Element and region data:
————————

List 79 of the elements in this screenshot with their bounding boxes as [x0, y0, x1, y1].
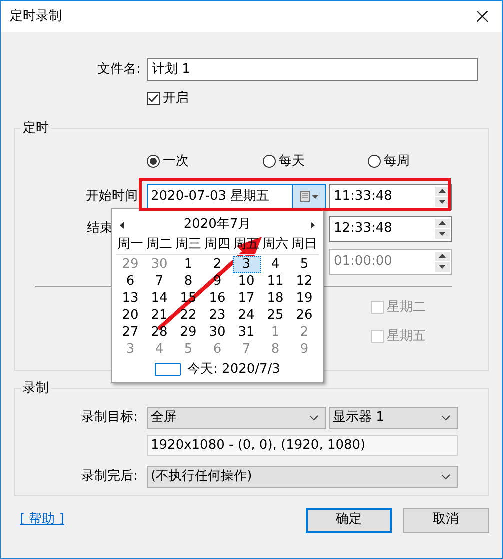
day-cell[interactable]: 7: [146, 273, 174, 290]
field-label: 录制目标:: [82, 410, 138, 426]
today-link[interactable]: 今天: 2020/7/3: [188, 360, 280, 380]
checkbox-label: 开启: [163, 90, 189, 108]
next-month-icon[interactable]: [310, 222, 315, 228]
radio-label: 一次: [163, 153, 189, 171]
day-cell[interactable]: 21: [146, 307, 174, 324]
chevron-icon: [309, 415, 319, 421]
previous-month-icon[interactable]: [120, 222, 124, 228]
chevron-icon: [441, 415, 451, 421]
day-cell[interactable]: 18: [262, 290, 290, 307]
checkbox-label: 星期五: [387, 328, 426, 346]
day-cell[interactable]: 27: [116, 324, 144, 341]
radio-button[interactable]: [368, 155, 381, 168]
weekday-header: 周一: [116, 236, 144, 254]
dialog-button[interactable]: 取消: [403, 508, 489, 532]
field-label: 文件名:: [98, 62, 141, 77]
day-cell[interactable]: 16: [204, 290, 232, 307]
day-cell[interactable]: 6: [116, 273, 144, 290]
today-marker-icon: [154, 363, 181, 376]
day-cell[interactable]: 20: [116, 307, 144, 324]
dropdown[interactable]: (不执行任何操作): [147, 466, 458, 488]
radio-button[interactable]: [263, 155, 276, 168]
day-cell[interactable]: 26: [290, 307, 318, 324]
day-cell[interactable]: 4: [262, 256, 290, 273]
radio-label: 每天: [279, 153, 305, 171]
day-cell[interactable]: 23: [204, 307, 232, 324]
date-picker-field[interactable]: 2020-07-03 星期五: [147, 184, 326, 210]
file-name-field[interactable]: 计划 1: [147, 58, 478, 81]
group-title: 定时: [23, 120, 49, 136]
weekday-header: 周六: [262, 236, 290, 254]
field-label: 录制完后:: [82, 469, 138, 484]
day-cell[interactable]: 8: [174, 273, 202, 290]
window-title: 定时录制: [10, 8, 62, 26]
help-link[interactable]: [ 帮助 ]: [20, 510, 64, 530]
calendar-dropdown-button[interactable]: [292, 184, 325, 208]
region-field: 1920x1080 - (0, 0), (1920, 1080): [147, 435, 458, 456]
checkbox[interactable]: [147, 92, 160, 106]
weekday-header: 周二: [146, 236, 174, 254]
time-field[interactable]: 12:33:48: [329, 216, 452, 242]
dialog-button[interactable]: 确定: [306, 508, 392, 532]
day-cell[interactable]: 28: [146, 324, 174, 341]
day-cell[interactable]: 24: [232, 307, 260, 324]
day-cell[interactable]: 14: [146, 290, 174, 307]
close-icon[interactable]: [477, 11, 488, 22]
time-field[interactable]: 11:33:48: [329, 184, 452, 210]
day-cell[interactable]: 30: [204, 324, 232, 341]
day-cell[interactable]: 22: [174, 307, 202, 324]
weekday-header: 周四: [204, 236, 232, 254]
caret-icon: [312, 194, 318, 198]
day-cell[interactable]: 19: [290, 290, 318, 307]
dropdown[interactable]: 全屏: [147, 407, 326, 429]
day-cell[interactable]: 10: [232, 273, 260, 290]
field-label: 开始时间: [86, 188, 138, 204]
calendar-icon: [300, 191, 310, 202]
day-cell[interactable]: 1: [174, 256, 202, 273]
day-cell[interactable]: 29: [174, 324, 202, 341]
checkbox-label: 星期二: [387, 298, 426, 316]
month-title: 2020年7月: [184, 216, 252, 234]
spin-buttons[interactable]: [435, 218, 450, 238]
weekday-header: 周三: [174, 236, 202, 254]
day-cell[interactable]: 31: [232, 324, 260, 341]
field-label: 结束: [87, 220, 113, 236]
day-cell[interactable]: 25: [262, 307, 290, 324]
radio-label: 每周: [384, 153, 410, 171]
radio-button[interactable]: [147, 155, 160, 168]
day-cell[interactable]: 13: [116, 290, 144, 307]
dropdown[interactable]: 显示器 1: [329, 407, 458, 429]
day-cell[interactable]: 12: [290, 273, 318, 290]
day-cell[interactable]: 11: [262, 273, 290, 290]
chevron-icon: [441, 474, 451, 480]
spin-buttons[interactable]: [435, 186, 450, 206]
day-cell[interactable]: 3: [232, 256, 260, 273]
group-title: 录制: [23, 380, 49, 396]
day-cell[interactable]: 17: [232, 290, 260, 307]
weekday-header: 周日: [290, 236, 318, 254]
day-cell[interactable]: 5: [290, 256, 318, 273]
day-cell[interactable]: 2: [204, 256, 232, 273]
day-cell[interactable]: 9: [204, 273, 232, 290]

————————

Task details: Can you copy every line of the material above word for word, leaving out the pictures?

Output for this task:
List 79 of the elements in this screenshot with their bounding boxes as [x0, y0, x1, y1].
day-cell[interactable]: 7: [146, 273, 174, 290]
field-label: 录制目标:: [82, 410, 138, 426]
today-link[interactable]: 今天: 2020/7/3: [188, 360, 280, 380]
checkbox-label: 开启: [163, 90, 189, 108]
next-month-icon[interactable]: [310, 222, 315, 228]
radio-label: 一次: [163, 153, 189, 171]
day-cell[interactable]: 21: [146, 307, 174, 324]
chevron-icon: [309, 415, 319, 421]
previous-month-icon[interactable]: [120, 222, 124, 228]
chevron-icon: [441, 415, 451, 421]
day-cell[interactable]: 18: [262, 290, 290, 307]
checkbox-label: 星期五: [387, 328, 426, 346]
day-cell[interactable]: 27: [116, 324, 144, 341]
radio-button[interactable]: [368, 155, 381, 168]
weekday-header: 周一: [116, 236, 144, 254]
dialog-button[interactable]: 取消: [403, 508, 489, 532]
field-label: 文件名:: [98, 62, 141, 77]
day-cell[interactable]: 16: [204, 290, 232, 307]
day-cell[interactable]: 6: [116, 273, 144, 290]
today-marker-icon: [154, 363, 181, 376]
day-cell[interactable]: 20: [116, 307, 144, 324]
dropdown[interactable]: (不执行任何操作): [147, 466, 458, 488]
radio-button[interactable]: [263, 155, 276, 168]
day-cell[interactable]: 26: [290, 307, 318, 324]
day-cell[interactable]: 4: [262, 256, 290, 273]
radio-label: 每天: [279, 153, 305, 171]
day-cell[interactable]: 23: [204, 307, 232, 324]
date-picker-field[interactable]: 2020-07-03 星期五: [147, 184, 326, 210]
file-name-field[interactable]: 计划 1: [147, 58, 478, 81]
group-title: 定时: [23, 120, 49, 136]
weekday-header: 周六: [262, 236, 290, 254]
field-label: 录制完后:: [82, 469, 138, 484]
day-cell[interactable]: 8: [174, 273, 202, 290]
window-title: 定时录制: [10, 8, 62, 26]
help-link[interactable]: [ 帮助 ]: [20, 510, 64, 530]
calendar-dropdown-button[interactable]: [292, 184, 325, 208]
region-field: 1920x1080 - (0, 0), (1920, 1080): [147, 435, 458, 456]
checkbox[interactable]: [147, 92, 160, 106]
weekday-header: 周二: [146, 236, 174, 254]
time-field[interactable]: 12:33:48: [329, 216, 452, 242]
dialog-button[interactable]: 确定: [306, 508, 392, 532]
day-cell[interactable]: 28: [146, 324, 174, 341]
day-cell[interactable]: 24: [232, 307, 260, 324]
day-cell[interactable]: 14: [146, 290, 174, 307]
close-icon[interactable]: [477, 11, 488, 22]
time-field[interactable]: 11:33:48: [329, 184, 452, 210]
day-cell[interactable]: 30: [204, 324, 232, 341]
day-cell[interactable]: 22: [174, 307, 202, 324]
weekday-header: 周四: [204, 236, 232, 254]
caret-icon: [312, 194, 318, 198]
day-cell[interactable]: 19: [290, 290, 318, 307]
dropdown[interactable]: 全屏: [147, 407, 326, 429]
day-cell[interactable]: 10: [232, 273, 260, 290]
field-label: 开始时间: [86, 188, 138, 204]
calendar-icon: [300, 191, 310, 202]
day-cell[interactable]: 1: [174, 256, 202, 273]
day-cell[interactable]: 29: [174, 324, 202, 341]
checkbox-label: 星期二: [387, 298, 426, 316]
month-title: 2020年7月: [184, 216, 252, 234]
spin-buttons[interactable]: [435, 218, 450, 238]
weekday-header: 周三: [174, 236, 202, 254]
day-cell[interactable]: 31: [232, 324, 260, 341]
field-label: 结束: [87, 220, 113, 236]
day-cell[interactable]: 25: [262, 307, 290, 324]
radio-label: 每周: [384, 153, 410, 171]
radio-button[interactable]: [147, 155, 160, 168]
day-cell[interactable]: 13: [116, 290, 144, 307]
dropdown[interactable]: 显示器 1: [329, 407, 458, 429]
day-cell[interactable]: 12: [290, 273, 318, 290]
day-cell[interactable]: 11: [262, 273, 290, 290]
chevron-icon: [441, 474, 451, 480]
spin-buttons[interactable]: [435, 186, 450, 206]
day-cell[interactable]: 3: [232, 256, 260, 273]
group-title: 录制: [23, 380, 49, 396]
day-cell[interactable]: 17: [232, 290, 260, 307]
weekday-header: 周日: [290, 236, 318, 254]
day-cell[interactable]: 5: [290, 256, 318, 273]
day-cell[interactable]: 2: [204, 256, 232, 273]
day-cell[interactable]: 9: [204, 273, 232, 290]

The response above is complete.